## GOAL OF THE EXERCISE:
Find every line in the records below that holds the word "JSON" and copy it.

A run of records
^^^^^^^^

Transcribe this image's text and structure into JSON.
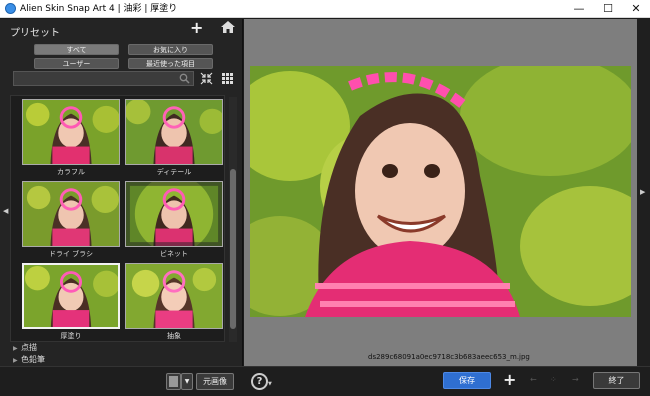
{
  "window": {
    "title": "Alien Skin Snap Art 4 | 油彩 | 厚塗り",
    "minimize": "—",
    "maximize": "☐",
    "close": "✕"
  },
  "presets": {
    "header": "プリセット",
    "add": "+",
    "filters": {
      "all": "すべて",
      "favorites": "お気に入り",
      "user": "ユーザー",
      "recent": "最近使った項目"
    },
    "search_placeholder": "",
    "items": [
      {
        "label": "カラフル"
      },
      {
        "label": "ディテール"
      },
      {
        "label": "ドライ ブラシ"
      },
      {
        "label": "ビネット"
      },
      {
        "label": "厚塗り"
      },
      {
        "label": "抽象"
      }
    ],
    "categories": [
      {
        "label": "点描"
      },
      {
        "label": "色鉛筆"
      }
    ]
  },
  "preview": {
    "filename": "ds289c68091a0ec9718c3b683aeec653_m.jpg"
  },
  "bottom": {
    "original_image": "元画像",
    "help": "?",
    "save": "保存",
    "plus": "+",
    "finish": "終了"
  },
  "colors": {
    "accent": "#2f6fd1",
    "panel": "#242424",
    "preview_bg": "#7e7e7e"
  }
}
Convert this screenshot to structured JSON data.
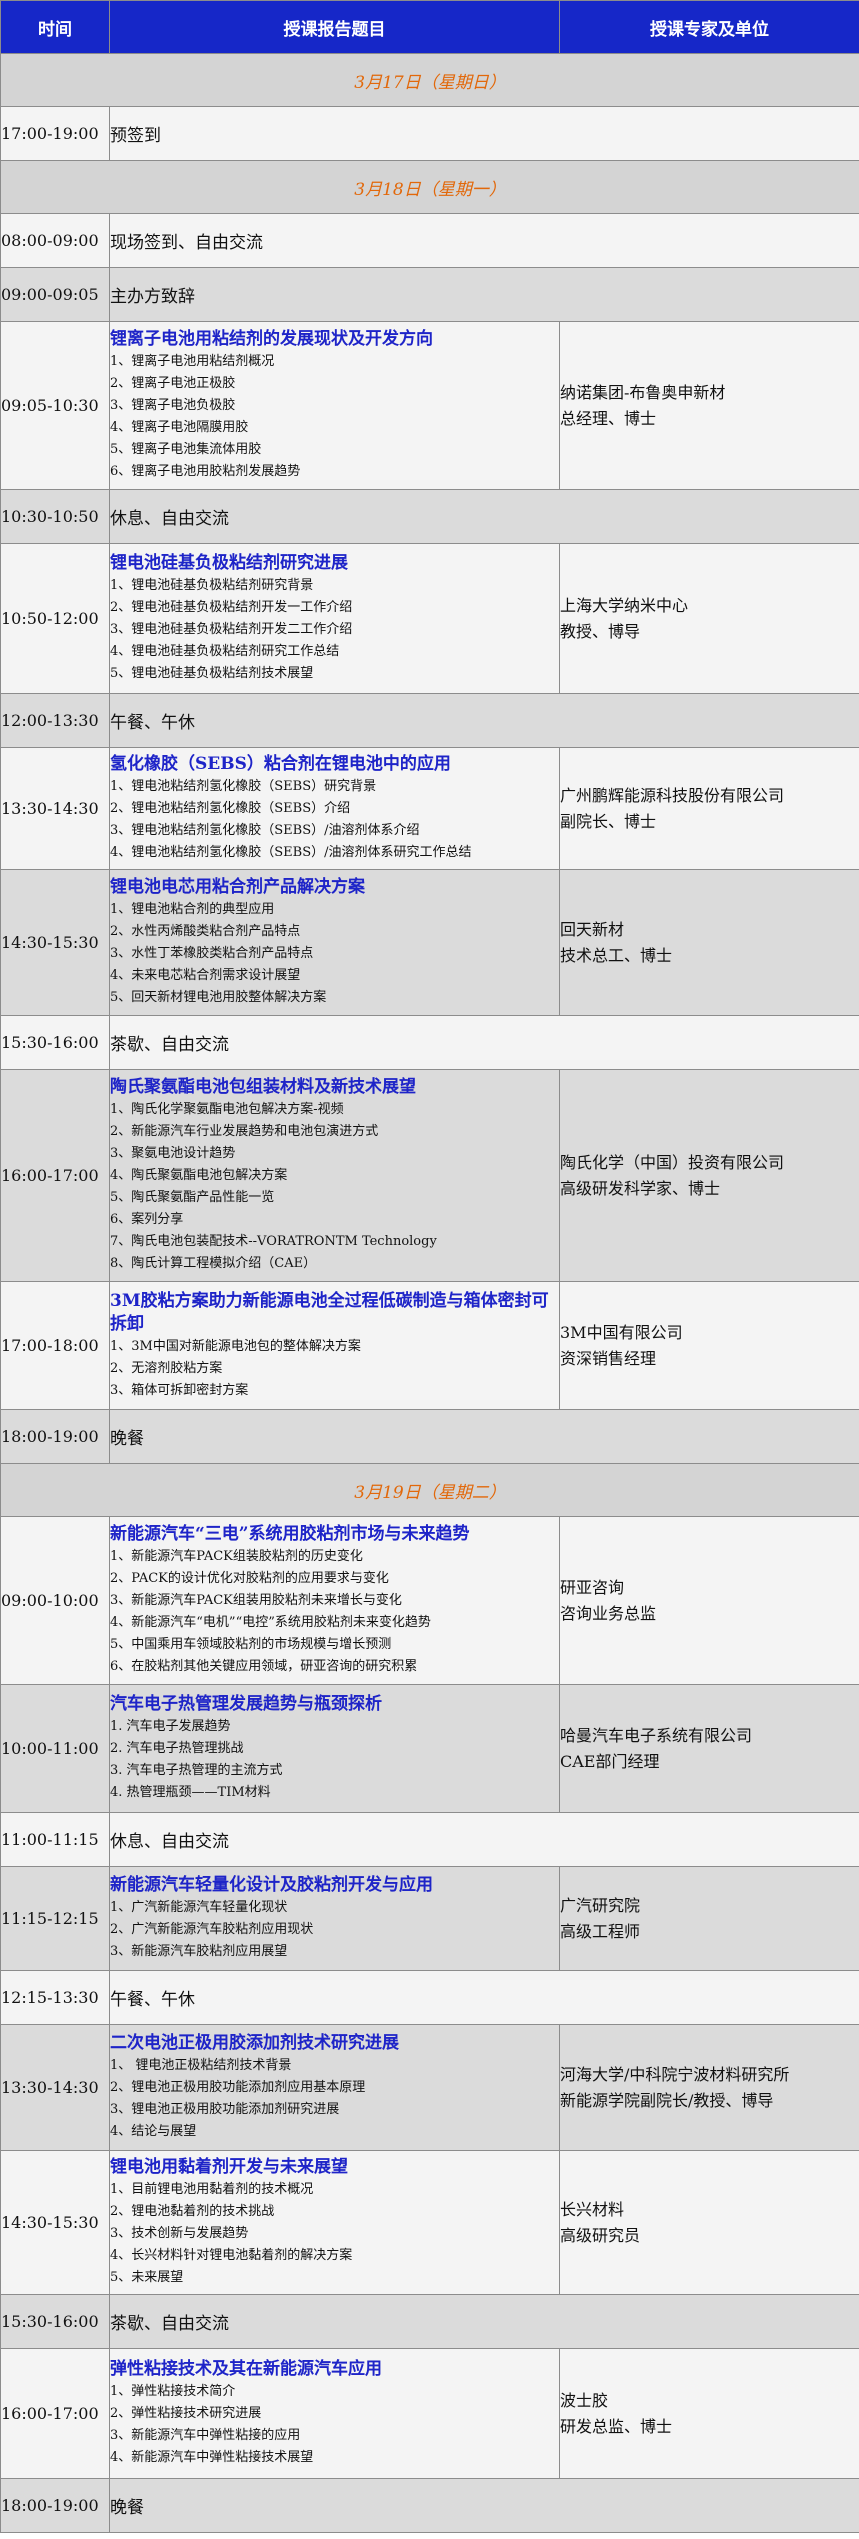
{
  "header": {
    "time": "时间",
    "topic": "授课报告题目",
    "expert": "授课专家及单位"
  },
  "days": [
    {
      "label": "3月17日（星期日）",
      "rows": [
        {
          "time": "17:00-19:00",
          "simple": "预签到",
          "h": 54
        }
      ]
    },
    {
      "label": "3月18日（星期一）",
      "rows": [
        {
          "time": "08:00-09:00",
          "simple": "现场签到、自由交流",
          "h": 54
        },
        {
          "time": "09:00-09:05",
          "simple": "主办方致辞",
          "h": 54
        },
        {
          "time": "09:05-10:30",
          "h": 168,
          "title": "锂离子电池用粘结剂的发展现状及开发方向",
          "items": [
            "1、锂离子电池用粘结剂概况",
            "2、锂离子电池正极胶",
            "3、锂离子电池负极胶",
            "4、锂离子电池隔膜用胶",
            "5、锂离子电池集流体用胶",
            "6、锂离子电池用胶粘剂发展趋势"
          ],
          "expert": [
            "纳诺集团-布鲁奥申新材",
            "总经理、博士"
          ]
        },
        {
          "time": "10:30-10:50",
          "simple": "休息、自由交流",
          "h": 54
        },
        {
          "time": "10:50-12:00",
          "h": 150,
          "title": "锂电池硅基负极粘结剂研究进展",
          "items": [
            "1、锂电池硅基负极粘结剂研究背景",
            "2、锂电池硅基负极粘结剂开发一工作介绍",
            "3、锂电池硅基负极粘结剂开发二工作介绍",
            "4、锂电池硅基负极粘结剂研究工作总结",
            "5、锂电池硅基负极粘结剂技术展望"
          ],
          "expert": [
            "上海大学纳米中心",
            "教授、博导"
          ]
        },
        {
          "time": "12:00-13:30",
          "simple": "午餐、午休",
          "h": 54
        },
        {
          "time": "13:30-14:30",
          "h": 122,
          "title": "氢化橡胶（SEBS）粘合剂在锂电池中的应用",
          "items": [
            "1、锂电池粘结剂氢化橡胶（SEBS）研究背景",
            "2、锂电池粘结剂氢化橡胶（SEBS）介绍",
            "3、锂电池粘结剂氢化橡胶（SEBS）/油溶剂体系介绍",
            "4、锂电池粘结剂氢化橡胶（SEBS）/油溶剂体系研究工作总结"
          ],
          "expert": [
            "广州鹏辉能源科技股份有限公司",
            "副院长、博士"
          ]
        },
        {
          "time": "14:30-15:30",
          "h": 146,
          "title": "锂电池电芯用粘合剂产品解决方案",
          "items": [
            "1、锂电池粘合剂的典型应用",
            "2、水性丙烯酸类粘合剂产品特点",
            "3、水性丁苯橡胶类粘合剂产品特点",
            "4、未来电芯粘合剂需求设计展望",
            "5、回天新材锂电池用胶整体解决方案"
          ],
          "expert": [
            "回天新材",
            "技术总工、博士"
          ]
        },
        {
          "time": "15:30-16:00",
          "simple": "茶歇、自由交流",
          "h": 54
        },
        {
          "time": "16:00-17:00",
          "h": 212,
          "title": "陶氏聚氨酯电池包组装材料及新技术展望",
          "items": [
            "1、陶氏化学聚氨酯电池包解决方案-视频",
            "2、新能源汽车行业发展趋势和电池包演进方式",
            "3、聚氨电池设计趋势",
            "4、陶氏聚氨酯电池包解决方案",
            "5、陶氏聚氨酯产品性能一览",
            "6、案列分享",
            "7、陶氏电池包装配技术--VORATRONTM Technology",
            "8、陶氏计算工程模拟介绍（CAE）"
          ],
          "expert": [
            "陶氏化学（中国）投资有限公司",
            "高级研发科学家、博士"
          ]
        },
        {
          "time": "17:00-18:00",
          "h": 128,
          "title": "3M胶粘方案助力新能源电池全过程低碳制造与箱体密封可拆卸",
          "items": [
            "1、3M中国对新能源电池包的整体解决方案",
            "2、无溶剂胶粘方案",
            "3、箱体可拆卸密封方案"
          ],
          "expert": [
            "3M中国有限公司",
            "资深销售经理"
          ]
        },
        {
          "time": "18:00-19:00",
          "simple": "晚餐",
          "h": 54
        }
      ]
    },
    {
      "label": "3月19日（星期二）",
      "rows": [
        {
          "time": "09:00-10:00",
          "h": 168,
          "title": "新能源汽车“三电”系统用胶粘剂市场与未来趋势",
          "items": [
            "1、新能源汽车PACK组装胶粘剂的历史变化",
            "2、PACK的设计优化对胶粘剂的应用要求与变化",
            "3、新能源汽车PACK组装用胶粘剂未来增长与变化",
            "4、新能源汽车“电机”“电控”系统用胶粘剂未来变化趋势",
            "5、中国乘用车领域胶粘剂的市场规模与增长预测",
            "6、在胶粘剂其他关键应用领域，研亚咨询的研究积累"
          ],
          "expert": [
            "研亚咨询",
            "咨询业务总监"
          ]
        },
        {
          "time": "10:00-11:00",
          "h": 128,
          "title": "汽车电子热管理发展趋势与瓶颈探析",
          "items": [
            "1. 汽车电子发展趋势",
            "2. 汽车电子热管理挑战",
            "3. 汽车电子热管理的主流方式",
            "4. 热管理瓶颈——TIM材料"
          ],
          "expert": [
            "哈曼汽车电子系统有限公司",
            "CAE部门经理"
          ]
        },
        {
          "time": "11:00-11:15",
          "simple": "休息、自由交流",
          "h": 54
        },
        {
          "time": "11:15-12:15",
          "h": 104,
          "title": "新能源汽车轻量化设计及胶粘剂开发与应用",
          "items": [
            "1、广汽新能源汽车轻量化现状",
            "2、广汽新能源汽车胶粘剂应用现状",
            "3、新能源汽车胶粘剂应用展望"
          ],
          "expert": [
            "广汽研究院",
            "高级工程师"
          ]
        },
        {
          "time": "12:15-13:30",
          "simple": "午餐、午休",
          "h": 54
        },
        {
          "time": "13:30-14:30",
          "h": 126,
          "title": "二次电池正极用胶添加剂技术研究进展",
          "items": [
            "1、 锂电池正极粘结剂技术背景",
            "2、锂电池正极用胶功能添加剂应用基本原理",
            "3、锂电池正极用胶功能添加剂研究进展",
            "4、结论与展望"
          ],
          "expert": [
            "河海大学/中科院宁波材料研究所",
            "新能源学院副院长/教授、博导"
          ]
        },
        {
          "time": "14:30-15:30",
          "h": 144,
          "title": "锂电池用黏着剂开发与未来展望",
          "items": [
            "1、目前锂电池用黏着剂的技术概况",
            "2、锂电池黏着剂的技术挑战",
            "3、技术创新与发展趋势",
            "4、长兴材料针对锂电池黏着剂的解决方案",
            "5、未来展望"
          ],
          "expert": [
            "长兴材料",
            "高级研究员"
          ]
        },
        {
          "time": "15:30-16:00",
          "simple": "茶歇、自由交流",
          "h": 54
        },
        {
          "time": "16:00-17:00",
          "h": 130,
          "title": "弹性粘接技术及其在新能源汽车应用",
          "items": [
            "1、弹性粘接技术简介",
            "2、弹性粘接技术研究进展",
            "3、新能源汽车中弹性粘接的应用",
            "4、新能源汽车中弹性粘接技术展望"
          ],
          "expert": [
            "波士胶",
            "研发总监、博士"
          ]
        },
        {
          "time": "18:00-19:00",
          "simple": "晚餐",
          "h": 54
        }
      ]
    }
  ]
}
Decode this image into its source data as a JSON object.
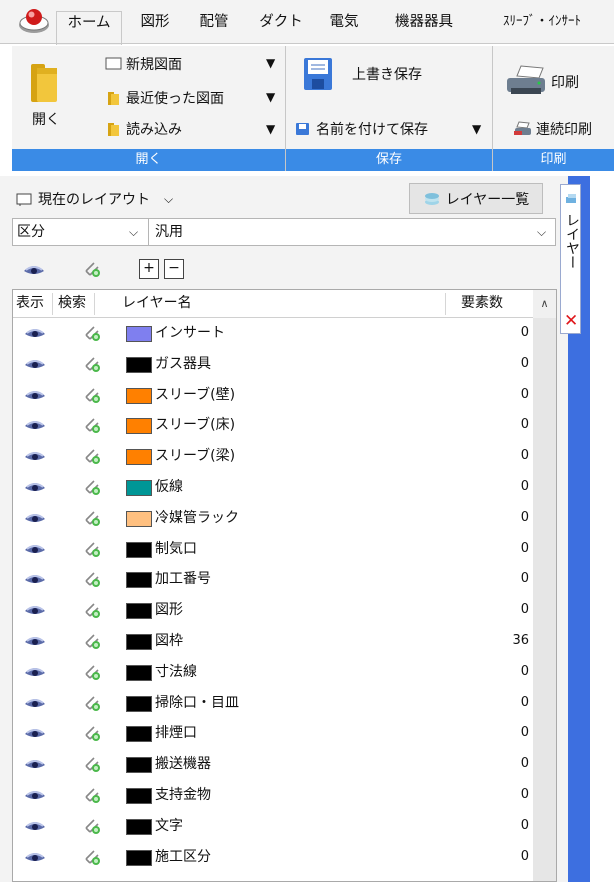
{
  "tabs": [
    {
      "label": "ホーム",
      "active": true
    },
    {
      "label": "図形"
    },
    {
      "label": "配管"
    },
    {
      "label": "ダクト"
    },
    {
      "label": "電気"
    },
    {
      "label": "機器器具"
    },
    {
      "label": "ｽﾘｰﾌﾞ・ｲﾝｻｰﾄ"
    }
  ],
  "ribbon": {
    "open_group": {
      "big_button_label": "開く",
      "new_drawing": "新規図面",
      "recent_drawing": "最近使った図面",
      "import": "読み込み",
      "label": "開く"
    },
    "save_group": {
      "overwrite_save": "上書き保存",
      "save_as": "名前を付けて保存",
      "label": "保存"
    },
    "print_group": {
      "print": "印刷",
      "batch_print": "連続印刷",
      "label": "印刷"
    },
    "accent_color": "#3a8be6"
  },
  "panel": {
    "layout_combo": "現在のレイアウト",
    "layer_list_button": "レイヤー一覧",
    "category_combo": "区分",
    "type_combo": "汎用",
    "columns": {
      "show": "表示",
      "search": "検索",
      "layer_name": "レイヤー名",
      "count": "要素数"
    },
    "layers": [
      {
        "name": "インサート",
        "color": "#7f7fef",
        "count": "0"
      },
      {
        "name": "ガス器具",
        "color": "#000000",
        "count": "0"
      },
      {
        "name": "スリーブ(壁)",
        "color": "#ff8000",
        "count": "0"
      },
      {
        "name": "スリーブ(床)",
        "color": "#ff8000",
        "count": "0"
      },
      {
        "name": "スリーブ(梁)",
        "color": "#ff8000",
        "count": "0"
      },
      {
        "name": "仮線",
        "color": "#009696",
        "count": "0"
      },
      {
        "name": "冷媒管ラック",
        "color": "#ffc080",
        "count": "0"
      },
      {
        "name": "制気口",
        "color": "#000000",
        "count": "0"
      },
      {
        "name": "加工番号",
        "color": "#000000",
        "count": "0"
      },
      {
        "name": "図形",
        "color": "#000000",
        "count": "0"
      },
      {
        "name": "図枠",
        "color": "#000000",
        "count": "36"
      },
      {
        "name": "寸法線",
        "color": "#000000",
        "count": "0"
      },
      {
        "name": "掃除口・目皿",
        "color": "#000000",
        "count": "0"
      },
      {
        "name": "排煙口",
        "color": "#000000",
        "count": "0"
      },
      {
        "name": "搬送機器",
        "color": "#000000",
        "count": "0"
      },
      {
        "name": "支持金物",
        "color": "#000000",
        "count": "0"
      },
      {
        "name": "文字",
        "color": "#000000",
        "count": "0"
      },
      {
        "name": "施工区分",
        "color": "#000000",
        "count": "0"
      }
    ]
  },
  "side_panel": {
    "tab_label": "レイヤー",
    "close_icon": "close-icon",
    "bar_color": "#3d6fe0"
  }
}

^^^^^^^^

## SOLVED EXERCISE:
Transcribe this image's text and structure into JSON.
Convert this screenshot to structured JSON data.
Decode this image into its source data as a JSON object.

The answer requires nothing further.